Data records
....

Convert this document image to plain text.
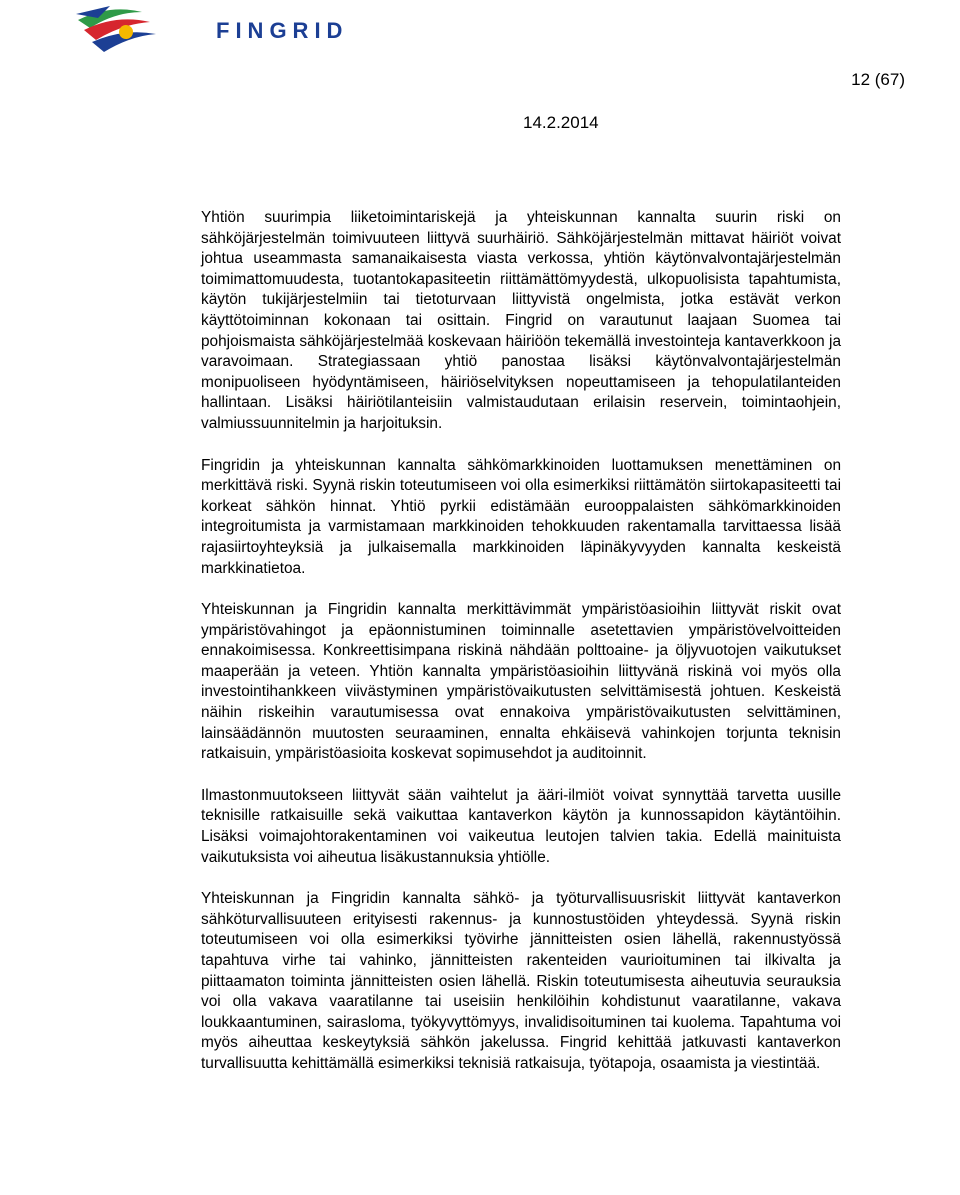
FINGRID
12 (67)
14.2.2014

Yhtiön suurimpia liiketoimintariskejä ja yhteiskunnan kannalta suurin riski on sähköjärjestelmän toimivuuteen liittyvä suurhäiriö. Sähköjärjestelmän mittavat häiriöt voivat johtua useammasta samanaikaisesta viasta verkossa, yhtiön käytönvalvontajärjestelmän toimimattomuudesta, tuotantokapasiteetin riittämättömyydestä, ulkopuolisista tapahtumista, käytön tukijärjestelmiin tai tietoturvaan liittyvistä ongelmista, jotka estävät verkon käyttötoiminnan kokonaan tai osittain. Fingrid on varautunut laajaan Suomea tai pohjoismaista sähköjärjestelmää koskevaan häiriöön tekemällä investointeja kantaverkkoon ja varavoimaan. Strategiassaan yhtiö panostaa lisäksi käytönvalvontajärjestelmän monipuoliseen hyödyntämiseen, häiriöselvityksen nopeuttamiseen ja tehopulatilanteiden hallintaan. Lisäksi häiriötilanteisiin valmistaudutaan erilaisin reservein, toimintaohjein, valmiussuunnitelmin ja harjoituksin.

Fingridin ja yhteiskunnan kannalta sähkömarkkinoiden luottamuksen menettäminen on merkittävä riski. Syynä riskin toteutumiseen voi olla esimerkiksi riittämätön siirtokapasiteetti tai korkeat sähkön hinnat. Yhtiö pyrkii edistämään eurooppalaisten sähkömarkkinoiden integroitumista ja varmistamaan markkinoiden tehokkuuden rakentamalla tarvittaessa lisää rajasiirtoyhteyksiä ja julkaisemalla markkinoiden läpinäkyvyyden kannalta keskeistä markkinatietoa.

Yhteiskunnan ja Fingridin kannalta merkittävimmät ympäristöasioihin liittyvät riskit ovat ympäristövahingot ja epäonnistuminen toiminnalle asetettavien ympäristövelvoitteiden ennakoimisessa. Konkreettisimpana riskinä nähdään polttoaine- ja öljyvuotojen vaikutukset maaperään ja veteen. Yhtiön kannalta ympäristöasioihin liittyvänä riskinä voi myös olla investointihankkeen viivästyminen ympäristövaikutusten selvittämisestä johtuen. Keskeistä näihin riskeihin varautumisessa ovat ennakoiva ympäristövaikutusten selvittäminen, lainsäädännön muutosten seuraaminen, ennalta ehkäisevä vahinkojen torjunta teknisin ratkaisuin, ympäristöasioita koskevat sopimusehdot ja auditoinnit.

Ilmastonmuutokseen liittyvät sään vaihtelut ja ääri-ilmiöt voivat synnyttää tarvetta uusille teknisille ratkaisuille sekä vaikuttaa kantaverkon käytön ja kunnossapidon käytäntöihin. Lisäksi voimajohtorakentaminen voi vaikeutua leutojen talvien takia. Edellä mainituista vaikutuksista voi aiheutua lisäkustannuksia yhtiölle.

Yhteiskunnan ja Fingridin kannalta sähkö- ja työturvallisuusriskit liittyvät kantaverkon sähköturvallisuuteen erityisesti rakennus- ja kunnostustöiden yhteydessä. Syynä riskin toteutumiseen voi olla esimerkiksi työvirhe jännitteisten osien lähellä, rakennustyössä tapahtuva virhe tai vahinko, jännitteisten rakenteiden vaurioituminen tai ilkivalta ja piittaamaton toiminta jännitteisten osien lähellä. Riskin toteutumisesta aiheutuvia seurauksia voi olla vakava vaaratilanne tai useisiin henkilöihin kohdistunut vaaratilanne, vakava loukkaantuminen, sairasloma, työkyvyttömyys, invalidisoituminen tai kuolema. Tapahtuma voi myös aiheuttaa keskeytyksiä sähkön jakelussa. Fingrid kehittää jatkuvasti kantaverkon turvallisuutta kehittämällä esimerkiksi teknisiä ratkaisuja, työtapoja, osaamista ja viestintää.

....

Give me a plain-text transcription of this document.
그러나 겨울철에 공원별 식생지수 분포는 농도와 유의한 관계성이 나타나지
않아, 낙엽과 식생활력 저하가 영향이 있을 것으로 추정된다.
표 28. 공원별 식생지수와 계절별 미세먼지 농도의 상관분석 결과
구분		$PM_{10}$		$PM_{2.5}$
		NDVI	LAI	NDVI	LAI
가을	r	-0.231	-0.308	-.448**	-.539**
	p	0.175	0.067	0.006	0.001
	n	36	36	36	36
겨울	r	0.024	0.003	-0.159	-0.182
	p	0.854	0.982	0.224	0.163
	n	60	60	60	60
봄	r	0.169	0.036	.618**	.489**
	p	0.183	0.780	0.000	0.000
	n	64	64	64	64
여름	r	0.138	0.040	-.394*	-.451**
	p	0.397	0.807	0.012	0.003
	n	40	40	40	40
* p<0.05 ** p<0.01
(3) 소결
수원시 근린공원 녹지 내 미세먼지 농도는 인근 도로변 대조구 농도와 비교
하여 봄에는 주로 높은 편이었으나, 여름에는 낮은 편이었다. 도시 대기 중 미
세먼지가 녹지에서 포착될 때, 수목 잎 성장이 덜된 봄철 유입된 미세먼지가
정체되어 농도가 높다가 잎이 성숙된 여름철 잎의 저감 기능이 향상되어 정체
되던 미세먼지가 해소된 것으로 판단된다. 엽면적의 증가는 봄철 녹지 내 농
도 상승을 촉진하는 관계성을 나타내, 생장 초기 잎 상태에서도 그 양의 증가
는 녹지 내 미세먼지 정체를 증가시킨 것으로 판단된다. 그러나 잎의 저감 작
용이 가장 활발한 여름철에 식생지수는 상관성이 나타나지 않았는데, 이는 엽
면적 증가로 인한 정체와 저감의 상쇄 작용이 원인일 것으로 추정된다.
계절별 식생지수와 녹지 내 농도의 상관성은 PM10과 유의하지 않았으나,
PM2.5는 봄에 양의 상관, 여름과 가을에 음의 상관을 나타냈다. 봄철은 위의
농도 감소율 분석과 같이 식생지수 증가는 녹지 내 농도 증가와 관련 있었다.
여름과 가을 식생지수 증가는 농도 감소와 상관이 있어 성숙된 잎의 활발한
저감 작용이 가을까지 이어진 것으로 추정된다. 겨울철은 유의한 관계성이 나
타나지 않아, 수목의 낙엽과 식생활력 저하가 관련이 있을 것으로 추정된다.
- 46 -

....

▶ Task details
Of the lines above, how many hold the word "Syynä"? Say the number alone.

▶ Complete answer
2